___ Information supplied

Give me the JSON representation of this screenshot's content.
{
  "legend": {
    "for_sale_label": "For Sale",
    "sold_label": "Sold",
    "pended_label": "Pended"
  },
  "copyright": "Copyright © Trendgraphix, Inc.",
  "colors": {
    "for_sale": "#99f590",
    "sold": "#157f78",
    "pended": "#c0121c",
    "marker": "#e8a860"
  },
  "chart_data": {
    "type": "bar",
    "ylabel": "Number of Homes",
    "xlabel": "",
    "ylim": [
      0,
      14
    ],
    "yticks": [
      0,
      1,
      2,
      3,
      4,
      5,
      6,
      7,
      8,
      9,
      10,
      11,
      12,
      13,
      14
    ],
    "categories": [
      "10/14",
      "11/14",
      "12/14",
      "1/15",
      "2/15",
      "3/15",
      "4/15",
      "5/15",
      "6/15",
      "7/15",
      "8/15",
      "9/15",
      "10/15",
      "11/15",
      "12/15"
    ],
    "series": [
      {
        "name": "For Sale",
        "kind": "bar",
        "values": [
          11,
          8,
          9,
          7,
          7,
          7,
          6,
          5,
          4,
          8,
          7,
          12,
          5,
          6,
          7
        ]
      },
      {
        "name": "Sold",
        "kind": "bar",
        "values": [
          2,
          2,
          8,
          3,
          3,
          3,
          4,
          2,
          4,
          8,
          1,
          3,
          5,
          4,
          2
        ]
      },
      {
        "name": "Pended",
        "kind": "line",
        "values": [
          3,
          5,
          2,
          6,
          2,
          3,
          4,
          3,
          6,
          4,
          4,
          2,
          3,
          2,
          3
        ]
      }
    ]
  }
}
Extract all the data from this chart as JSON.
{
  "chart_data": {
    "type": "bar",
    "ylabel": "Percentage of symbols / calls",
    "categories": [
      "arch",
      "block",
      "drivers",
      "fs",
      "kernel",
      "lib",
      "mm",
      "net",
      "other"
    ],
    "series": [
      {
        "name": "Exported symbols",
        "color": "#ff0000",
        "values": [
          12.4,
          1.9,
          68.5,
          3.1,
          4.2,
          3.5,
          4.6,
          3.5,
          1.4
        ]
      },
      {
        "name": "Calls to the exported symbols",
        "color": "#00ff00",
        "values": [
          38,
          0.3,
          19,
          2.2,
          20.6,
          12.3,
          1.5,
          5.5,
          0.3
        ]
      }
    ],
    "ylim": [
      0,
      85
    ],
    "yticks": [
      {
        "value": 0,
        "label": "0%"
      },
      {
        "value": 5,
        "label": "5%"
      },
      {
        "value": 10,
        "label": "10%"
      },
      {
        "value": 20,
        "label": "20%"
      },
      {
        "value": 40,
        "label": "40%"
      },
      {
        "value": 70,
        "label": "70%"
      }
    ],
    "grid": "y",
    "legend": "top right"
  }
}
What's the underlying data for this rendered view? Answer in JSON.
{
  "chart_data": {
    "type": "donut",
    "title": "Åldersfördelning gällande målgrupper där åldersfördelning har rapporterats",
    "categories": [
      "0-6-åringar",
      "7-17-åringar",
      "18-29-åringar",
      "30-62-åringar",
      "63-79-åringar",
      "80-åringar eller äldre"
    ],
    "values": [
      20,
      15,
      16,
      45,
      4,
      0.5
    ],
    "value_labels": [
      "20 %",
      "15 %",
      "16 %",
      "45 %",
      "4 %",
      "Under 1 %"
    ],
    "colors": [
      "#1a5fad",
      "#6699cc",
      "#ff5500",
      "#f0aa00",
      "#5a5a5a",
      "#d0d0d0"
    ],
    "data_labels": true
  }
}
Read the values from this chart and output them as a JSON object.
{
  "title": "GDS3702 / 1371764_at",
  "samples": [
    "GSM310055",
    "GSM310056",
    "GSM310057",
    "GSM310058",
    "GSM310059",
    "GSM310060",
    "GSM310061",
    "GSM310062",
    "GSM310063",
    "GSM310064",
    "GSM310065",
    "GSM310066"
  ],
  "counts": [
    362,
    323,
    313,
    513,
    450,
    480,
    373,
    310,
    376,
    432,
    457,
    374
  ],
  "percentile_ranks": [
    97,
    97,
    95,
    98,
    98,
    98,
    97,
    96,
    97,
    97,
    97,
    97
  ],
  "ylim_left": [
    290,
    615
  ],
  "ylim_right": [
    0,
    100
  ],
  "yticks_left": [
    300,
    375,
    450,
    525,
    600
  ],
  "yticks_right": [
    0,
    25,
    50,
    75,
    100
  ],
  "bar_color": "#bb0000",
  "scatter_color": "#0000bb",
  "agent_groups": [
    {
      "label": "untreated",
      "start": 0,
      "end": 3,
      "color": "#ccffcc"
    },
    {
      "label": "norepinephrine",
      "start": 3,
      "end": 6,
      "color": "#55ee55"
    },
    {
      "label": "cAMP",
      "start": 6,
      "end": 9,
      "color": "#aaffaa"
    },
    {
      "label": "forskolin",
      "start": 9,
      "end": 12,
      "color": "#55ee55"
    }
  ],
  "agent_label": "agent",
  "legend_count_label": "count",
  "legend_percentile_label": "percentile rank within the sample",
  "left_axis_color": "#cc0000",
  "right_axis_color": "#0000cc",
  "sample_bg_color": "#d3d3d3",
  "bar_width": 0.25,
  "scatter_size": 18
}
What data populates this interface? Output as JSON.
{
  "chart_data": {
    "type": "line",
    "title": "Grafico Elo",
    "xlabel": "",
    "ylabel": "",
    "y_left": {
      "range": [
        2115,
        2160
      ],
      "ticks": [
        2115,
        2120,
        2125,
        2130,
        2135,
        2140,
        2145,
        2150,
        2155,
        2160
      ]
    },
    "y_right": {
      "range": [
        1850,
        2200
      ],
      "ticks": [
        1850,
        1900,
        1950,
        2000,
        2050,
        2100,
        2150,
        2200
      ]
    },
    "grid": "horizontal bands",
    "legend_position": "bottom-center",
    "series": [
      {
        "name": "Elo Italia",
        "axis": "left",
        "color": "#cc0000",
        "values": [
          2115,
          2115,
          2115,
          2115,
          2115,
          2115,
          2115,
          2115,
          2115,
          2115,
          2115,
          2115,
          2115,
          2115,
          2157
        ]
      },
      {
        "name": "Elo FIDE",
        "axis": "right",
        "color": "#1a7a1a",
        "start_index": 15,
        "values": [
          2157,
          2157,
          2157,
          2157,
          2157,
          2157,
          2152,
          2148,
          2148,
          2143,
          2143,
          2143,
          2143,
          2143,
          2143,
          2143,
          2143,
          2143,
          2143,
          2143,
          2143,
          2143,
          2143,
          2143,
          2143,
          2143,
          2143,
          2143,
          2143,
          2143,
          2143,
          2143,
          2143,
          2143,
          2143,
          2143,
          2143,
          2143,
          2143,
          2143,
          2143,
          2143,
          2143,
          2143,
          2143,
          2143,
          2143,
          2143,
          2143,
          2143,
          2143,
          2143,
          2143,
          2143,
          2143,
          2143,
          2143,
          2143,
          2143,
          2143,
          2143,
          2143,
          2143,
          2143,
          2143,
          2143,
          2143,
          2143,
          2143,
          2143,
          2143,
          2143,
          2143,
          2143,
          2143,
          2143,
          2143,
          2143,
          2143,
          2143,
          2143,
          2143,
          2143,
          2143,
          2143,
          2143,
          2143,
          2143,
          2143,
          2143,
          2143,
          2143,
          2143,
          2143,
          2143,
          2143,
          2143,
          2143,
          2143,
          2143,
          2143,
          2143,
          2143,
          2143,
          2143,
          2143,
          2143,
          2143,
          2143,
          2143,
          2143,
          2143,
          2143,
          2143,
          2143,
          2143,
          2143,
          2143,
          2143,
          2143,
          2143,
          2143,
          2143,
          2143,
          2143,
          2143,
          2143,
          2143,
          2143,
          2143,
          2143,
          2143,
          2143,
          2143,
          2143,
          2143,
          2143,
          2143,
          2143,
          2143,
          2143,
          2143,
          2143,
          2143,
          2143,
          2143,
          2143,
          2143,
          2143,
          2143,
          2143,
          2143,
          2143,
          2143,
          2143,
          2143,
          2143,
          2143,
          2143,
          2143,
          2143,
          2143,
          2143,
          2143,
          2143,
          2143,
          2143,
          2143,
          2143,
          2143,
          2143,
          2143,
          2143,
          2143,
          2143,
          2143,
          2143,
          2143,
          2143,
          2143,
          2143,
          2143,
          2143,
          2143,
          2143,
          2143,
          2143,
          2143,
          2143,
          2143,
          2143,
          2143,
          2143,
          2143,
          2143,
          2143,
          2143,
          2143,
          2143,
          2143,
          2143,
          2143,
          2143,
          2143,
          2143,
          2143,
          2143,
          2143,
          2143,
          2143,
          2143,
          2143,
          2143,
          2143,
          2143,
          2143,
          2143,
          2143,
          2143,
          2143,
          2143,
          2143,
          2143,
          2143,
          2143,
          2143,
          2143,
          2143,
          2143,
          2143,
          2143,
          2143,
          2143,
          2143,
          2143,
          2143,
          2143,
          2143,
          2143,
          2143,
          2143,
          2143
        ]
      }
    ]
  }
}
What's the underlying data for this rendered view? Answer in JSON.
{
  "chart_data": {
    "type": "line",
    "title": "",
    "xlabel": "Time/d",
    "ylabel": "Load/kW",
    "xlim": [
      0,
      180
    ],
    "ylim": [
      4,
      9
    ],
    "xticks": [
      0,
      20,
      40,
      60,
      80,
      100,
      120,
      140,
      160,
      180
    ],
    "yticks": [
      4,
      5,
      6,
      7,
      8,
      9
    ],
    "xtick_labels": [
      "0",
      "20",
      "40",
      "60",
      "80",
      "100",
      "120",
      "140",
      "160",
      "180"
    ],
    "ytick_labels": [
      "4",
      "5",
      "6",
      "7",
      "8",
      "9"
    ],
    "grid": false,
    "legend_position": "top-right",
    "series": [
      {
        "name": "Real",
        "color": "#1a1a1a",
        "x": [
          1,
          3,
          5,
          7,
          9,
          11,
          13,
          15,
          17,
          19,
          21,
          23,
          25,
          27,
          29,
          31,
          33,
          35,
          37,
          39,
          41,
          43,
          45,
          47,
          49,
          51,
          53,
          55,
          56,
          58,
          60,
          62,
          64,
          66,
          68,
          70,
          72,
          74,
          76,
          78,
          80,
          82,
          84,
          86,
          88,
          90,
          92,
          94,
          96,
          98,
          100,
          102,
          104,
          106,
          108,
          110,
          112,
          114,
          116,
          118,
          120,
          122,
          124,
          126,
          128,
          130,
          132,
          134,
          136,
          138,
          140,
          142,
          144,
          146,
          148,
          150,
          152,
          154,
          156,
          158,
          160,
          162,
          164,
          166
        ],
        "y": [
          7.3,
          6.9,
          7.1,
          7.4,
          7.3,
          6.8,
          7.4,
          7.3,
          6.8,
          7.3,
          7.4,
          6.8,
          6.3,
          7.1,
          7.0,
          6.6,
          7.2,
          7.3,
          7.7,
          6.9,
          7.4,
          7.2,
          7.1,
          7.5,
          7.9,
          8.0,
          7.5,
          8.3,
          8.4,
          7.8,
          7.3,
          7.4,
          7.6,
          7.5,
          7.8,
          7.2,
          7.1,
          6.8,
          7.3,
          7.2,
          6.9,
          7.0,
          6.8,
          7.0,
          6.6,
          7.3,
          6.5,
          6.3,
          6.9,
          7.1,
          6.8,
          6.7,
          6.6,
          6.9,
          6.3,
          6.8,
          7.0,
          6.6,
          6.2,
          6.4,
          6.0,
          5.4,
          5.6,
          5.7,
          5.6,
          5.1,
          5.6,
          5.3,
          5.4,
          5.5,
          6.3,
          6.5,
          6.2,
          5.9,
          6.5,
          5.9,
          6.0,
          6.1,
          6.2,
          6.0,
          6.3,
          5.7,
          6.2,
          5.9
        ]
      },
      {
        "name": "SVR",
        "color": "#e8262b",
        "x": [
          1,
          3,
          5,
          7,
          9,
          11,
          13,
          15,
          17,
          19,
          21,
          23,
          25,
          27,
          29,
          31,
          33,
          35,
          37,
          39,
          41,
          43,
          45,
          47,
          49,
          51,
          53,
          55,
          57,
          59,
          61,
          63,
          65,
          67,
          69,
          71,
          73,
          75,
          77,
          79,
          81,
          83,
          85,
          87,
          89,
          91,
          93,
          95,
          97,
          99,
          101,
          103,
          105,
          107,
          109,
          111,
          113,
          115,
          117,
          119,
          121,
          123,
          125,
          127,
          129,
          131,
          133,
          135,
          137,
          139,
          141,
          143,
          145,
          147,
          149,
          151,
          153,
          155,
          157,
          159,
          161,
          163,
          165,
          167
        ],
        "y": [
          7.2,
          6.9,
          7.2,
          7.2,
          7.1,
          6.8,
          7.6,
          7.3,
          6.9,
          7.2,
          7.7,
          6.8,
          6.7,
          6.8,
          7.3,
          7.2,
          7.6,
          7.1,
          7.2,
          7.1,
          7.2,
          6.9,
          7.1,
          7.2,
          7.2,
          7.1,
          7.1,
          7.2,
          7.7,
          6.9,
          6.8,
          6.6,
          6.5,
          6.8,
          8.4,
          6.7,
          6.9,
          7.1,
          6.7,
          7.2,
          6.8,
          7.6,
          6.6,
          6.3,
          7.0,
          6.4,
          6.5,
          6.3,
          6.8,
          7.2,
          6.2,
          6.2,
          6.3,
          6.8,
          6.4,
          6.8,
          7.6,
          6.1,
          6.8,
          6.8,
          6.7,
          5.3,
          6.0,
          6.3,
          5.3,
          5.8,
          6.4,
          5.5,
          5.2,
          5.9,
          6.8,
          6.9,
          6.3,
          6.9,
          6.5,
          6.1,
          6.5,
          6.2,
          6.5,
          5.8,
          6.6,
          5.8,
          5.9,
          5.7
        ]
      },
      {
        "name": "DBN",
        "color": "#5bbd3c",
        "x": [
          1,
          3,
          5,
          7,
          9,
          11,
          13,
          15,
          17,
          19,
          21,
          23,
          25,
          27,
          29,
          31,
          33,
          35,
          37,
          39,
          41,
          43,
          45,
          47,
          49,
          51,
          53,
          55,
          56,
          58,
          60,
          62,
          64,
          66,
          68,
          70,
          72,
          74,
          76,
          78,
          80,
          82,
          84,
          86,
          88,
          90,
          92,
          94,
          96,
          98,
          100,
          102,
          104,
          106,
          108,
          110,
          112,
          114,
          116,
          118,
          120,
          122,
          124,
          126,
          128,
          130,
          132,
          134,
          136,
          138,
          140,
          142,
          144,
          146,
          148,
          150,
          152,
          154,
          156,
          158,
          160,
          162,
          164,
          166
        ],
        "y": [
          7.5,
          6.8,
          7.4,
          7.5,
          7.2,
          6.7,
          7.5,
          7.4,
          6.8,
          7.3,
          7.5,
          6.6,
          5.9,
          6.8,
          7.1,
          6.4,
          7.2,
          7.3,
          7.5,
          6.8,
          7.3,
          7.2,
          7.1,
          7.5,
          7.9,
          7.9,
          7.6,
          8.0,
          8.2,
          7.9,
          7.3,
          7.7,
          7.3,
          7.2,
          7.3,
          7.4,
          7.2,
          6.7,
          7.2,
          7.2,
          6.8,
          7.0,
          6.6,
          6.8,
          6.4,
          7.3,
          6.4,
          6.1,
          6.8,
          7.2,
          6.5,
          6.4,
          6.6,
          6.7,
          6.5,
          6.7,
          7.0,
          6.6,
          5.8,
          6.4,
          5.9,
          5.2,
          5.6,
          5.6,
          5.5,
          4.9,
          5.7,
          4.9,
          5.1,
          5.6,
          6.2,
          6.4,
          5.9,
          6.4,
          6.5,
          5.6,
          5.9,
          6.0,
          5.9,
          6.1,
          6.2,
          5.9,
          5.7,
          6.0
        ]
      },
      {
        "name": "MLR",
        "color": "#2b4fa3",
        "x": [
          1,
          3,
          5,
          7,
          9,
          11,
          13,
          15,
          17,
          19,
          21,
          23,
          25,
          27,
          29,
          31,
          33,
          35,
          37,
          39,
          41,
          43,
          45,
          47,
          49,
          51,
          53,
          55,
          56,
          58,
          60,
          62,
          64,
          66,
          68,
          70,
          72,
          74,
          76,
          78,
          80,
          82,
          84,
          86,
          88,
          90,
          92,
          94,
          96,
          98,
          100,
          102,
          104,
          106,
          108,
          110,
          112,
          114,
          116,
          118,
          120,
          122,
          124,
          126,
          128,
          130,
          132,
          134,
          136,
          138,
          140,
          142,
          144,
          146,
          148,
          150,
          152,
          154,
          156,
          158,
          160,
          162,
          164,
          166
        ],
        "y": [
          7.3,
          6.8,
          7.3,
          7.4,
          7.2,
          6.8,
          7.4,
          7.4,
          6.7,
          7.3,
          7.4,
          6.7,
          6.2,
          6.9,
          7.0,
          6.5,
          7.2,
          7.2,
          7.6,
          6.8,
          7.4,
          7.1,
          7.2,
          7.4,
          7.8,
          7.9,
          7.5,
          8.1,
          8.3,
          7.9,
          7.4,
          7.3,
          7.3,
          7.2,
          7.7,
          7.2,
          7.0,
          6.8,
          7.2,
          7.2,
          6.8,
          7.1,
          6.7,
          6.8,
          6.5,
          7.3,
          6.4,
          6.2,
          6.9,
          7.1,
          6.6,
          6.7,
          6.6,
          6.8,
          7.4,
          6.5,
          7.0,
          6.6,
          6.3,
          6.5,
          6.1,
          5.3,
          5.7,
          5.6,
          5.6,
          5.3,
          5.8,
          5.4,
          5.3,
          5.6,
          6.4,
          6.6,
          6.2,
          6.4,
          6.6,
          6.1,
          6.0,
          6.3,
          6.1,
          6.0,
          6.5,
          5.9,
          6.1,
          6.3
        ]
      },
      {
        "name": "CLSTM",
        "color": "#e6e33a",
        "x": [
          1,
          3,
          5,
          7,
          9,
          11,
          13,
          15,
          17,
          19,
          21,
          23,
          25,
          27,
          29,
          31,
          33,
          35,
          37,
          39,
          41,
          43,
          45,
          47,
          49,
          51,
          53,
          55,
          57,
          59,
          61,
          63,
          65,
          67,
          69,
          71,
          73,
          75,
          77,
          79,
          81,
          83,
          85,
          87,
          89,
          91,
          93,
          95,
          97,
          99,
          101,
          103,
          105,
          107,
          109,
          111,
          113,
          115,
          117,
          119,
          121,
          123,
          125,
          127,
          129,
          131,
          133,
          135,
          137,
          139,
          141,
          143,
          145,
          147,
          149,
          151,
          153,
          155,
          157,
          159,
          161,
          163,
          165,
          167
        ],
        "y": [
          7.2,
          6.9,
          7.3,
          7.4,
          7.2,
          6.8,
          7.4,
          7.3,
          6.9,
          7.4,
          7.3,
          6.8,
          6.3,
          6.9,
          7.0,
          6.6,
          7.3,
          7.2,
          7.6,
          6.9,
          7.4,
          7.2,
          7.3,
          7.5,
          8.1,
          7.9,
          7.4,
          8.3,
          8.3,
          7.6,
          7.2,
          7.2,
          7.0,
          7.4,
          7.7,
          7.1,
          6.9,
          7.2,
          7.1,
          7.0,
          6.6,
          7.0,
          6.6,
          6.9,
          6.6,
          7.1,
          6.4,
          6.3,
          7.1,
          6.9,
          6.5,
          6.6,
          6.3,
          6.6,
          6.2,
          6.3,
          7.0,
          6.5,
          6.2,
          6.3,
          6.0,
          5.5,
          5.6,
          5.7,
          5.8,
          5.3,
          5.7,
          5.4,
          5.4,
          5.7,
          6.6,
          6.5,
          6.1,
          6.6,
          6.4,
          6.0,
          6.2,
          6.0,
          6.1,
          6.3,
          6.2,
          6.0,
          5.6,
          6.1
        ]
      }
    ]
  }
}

______

What the task asks: Make a list of all lines in the data that contain "grid".

Solution to the exercise:
    "grid": "y",
    "grid": "horizontal bands",
    "grid": false,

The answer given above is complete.